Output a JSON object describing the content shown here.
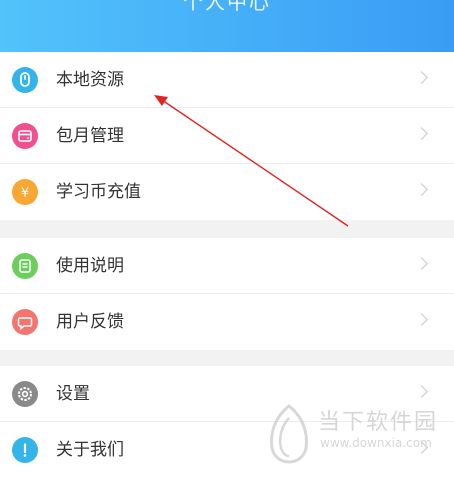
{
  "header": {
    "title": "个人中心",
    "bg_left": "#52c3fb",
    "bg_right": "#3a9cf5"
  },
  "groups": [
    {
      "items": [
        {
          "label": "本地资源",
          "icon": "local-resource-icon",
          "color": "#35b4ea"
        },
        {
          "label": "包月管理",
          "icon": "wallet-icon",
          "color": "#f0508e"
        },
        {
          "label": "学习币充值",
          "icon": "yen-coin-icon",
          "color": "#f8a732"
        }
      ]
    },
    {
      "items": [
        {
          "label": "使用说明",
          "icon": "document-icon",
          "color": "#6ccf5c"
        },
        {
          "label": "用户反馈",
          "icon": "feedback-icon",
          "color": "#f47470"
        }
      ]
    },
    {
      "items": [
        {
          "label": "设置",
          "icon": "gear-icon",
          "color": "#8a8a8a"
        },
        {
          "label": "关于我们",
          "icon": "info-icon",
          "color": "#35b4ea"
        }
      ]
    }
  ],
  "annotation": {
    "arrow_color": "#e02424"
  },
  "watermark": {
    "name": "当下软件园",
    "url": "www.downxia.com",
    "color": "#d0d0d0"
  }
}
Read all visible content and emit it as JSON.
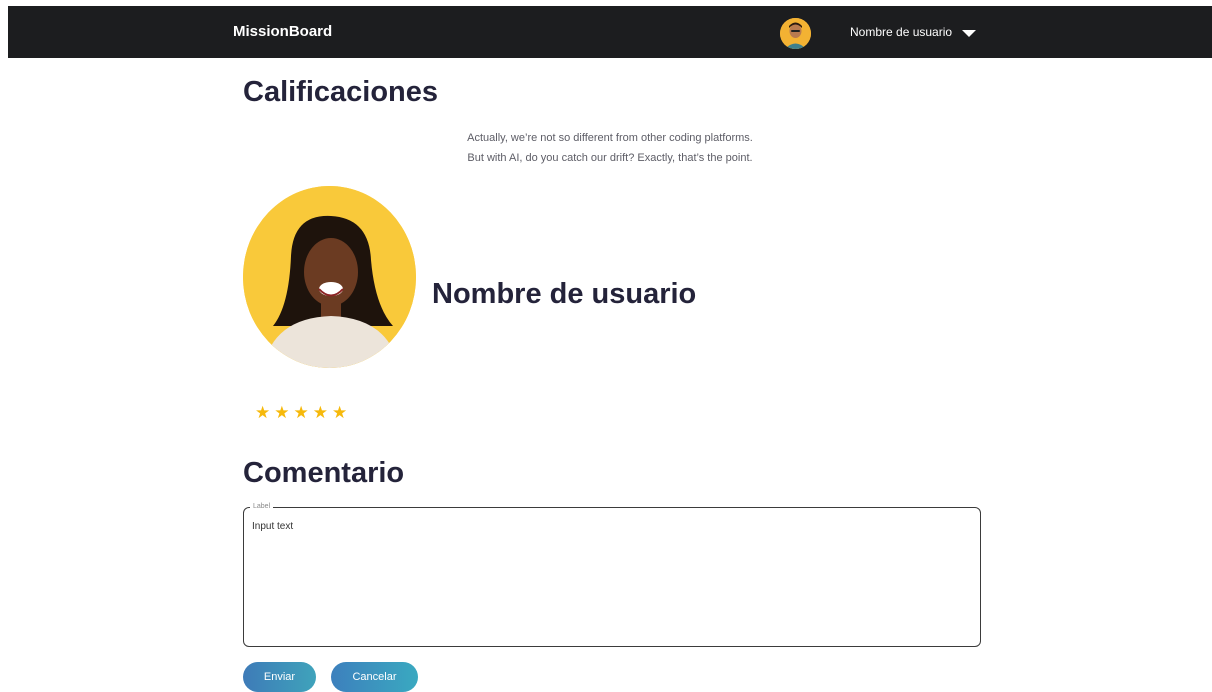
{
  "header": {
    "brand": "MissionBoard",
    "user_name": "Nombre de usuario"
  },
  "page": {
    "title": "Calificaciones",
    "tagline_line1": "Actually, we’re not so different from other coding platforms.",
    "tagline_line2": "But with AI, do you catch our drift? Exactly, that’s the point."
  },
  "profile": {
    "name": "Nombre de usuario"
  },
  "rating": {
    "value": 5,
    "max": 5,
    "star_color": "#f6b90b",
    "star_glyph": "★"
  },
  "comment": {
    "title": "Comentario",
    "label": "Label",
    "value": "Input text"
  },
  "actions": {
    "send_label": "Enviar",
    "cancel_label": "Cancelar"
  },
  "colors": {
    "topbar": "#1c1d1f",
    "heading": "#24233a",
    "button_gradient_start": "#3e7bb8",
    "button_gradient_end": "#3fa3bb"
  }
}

══════════

*What is asked*. Without including any pictures, please restate all the records exactly.

*Task answer*.
Output a JSON object describing the content shown here.
{
  "header": {
    "title": "个人中心",
    "bg_left": "#52c3fb",
    "bg_right": "#3a9cf5"
  },
  "groups": [
    {
      "items": [
        {
          "label": "本地资源",
          "icon": "local-resource-icon",
          "color": "#35b4ea"
        },
        {
          "label": "包月管理",
          "icon": "wallet-icon",
          "color": "#f0508e"
        },
        {
          "label": "学习币充值",
          "icon": "yen-coin-icon",
          "color": "#f8a732"
        }
      ]
    },
    {
      "items": [
        {
          "label": "使用说明",
          "icon": "document-icon",
          "color": "#6ccf5c"
        },
        {
          "label": "用户反馈",
          "icon": "feedback-icon",
          "color": "#f47470"
        }
      ]
    },
    {
      "items": [
        {
          "label": "设置",
          "icon": "gear-icon",
          "color": "#8a8a8a"
        },
        {
          "label": "关于我们",
          "icon": "info-icon",
          "color": "#35b4ea"
        }
      ]
    }
  ],
  "annotation": {
    "arrow_color": "#e02424"
  },
  "watermark": {
    "name": "当下软件园",
    "url": "www.downxia.com",
    "color": "#d0d0d0"
  }
}
Read all visible content and emit it as JSON.
{
  "header": {
    "brand": "MissionBoard",
    "user_name": "Nombre de usuario"
  },
  "page": {
    "title": "Calificaciones",
    "tagline_line1": "Actually, we’re not so different from other coding platforms.",
    "tagline_line2": "But with AI, do you catch our drift? Exactly, that’s the point."
  },
  "profile": {
    "name": "Nombre de usuario"
  },
  "rating": {
    "value": 5,
    "max": 5,
    "star_color": "#f6b90b",
    "star_glyph": "★"
  },
  "comment": {
    "title": "Comentario",
    "label": "Label",
    "value": "Input text"
  },
  "actions": {
    "send_label": "Enviar",
    "cancel_label": "Cancelar"
  },
  "colors": {
    "topbar": "#1c1d1f",
    "heading": "#24233a",
    "button_gradient_start": "#3e7bb8",
    "button_gradient_end": "#3fa3bb"
  }
}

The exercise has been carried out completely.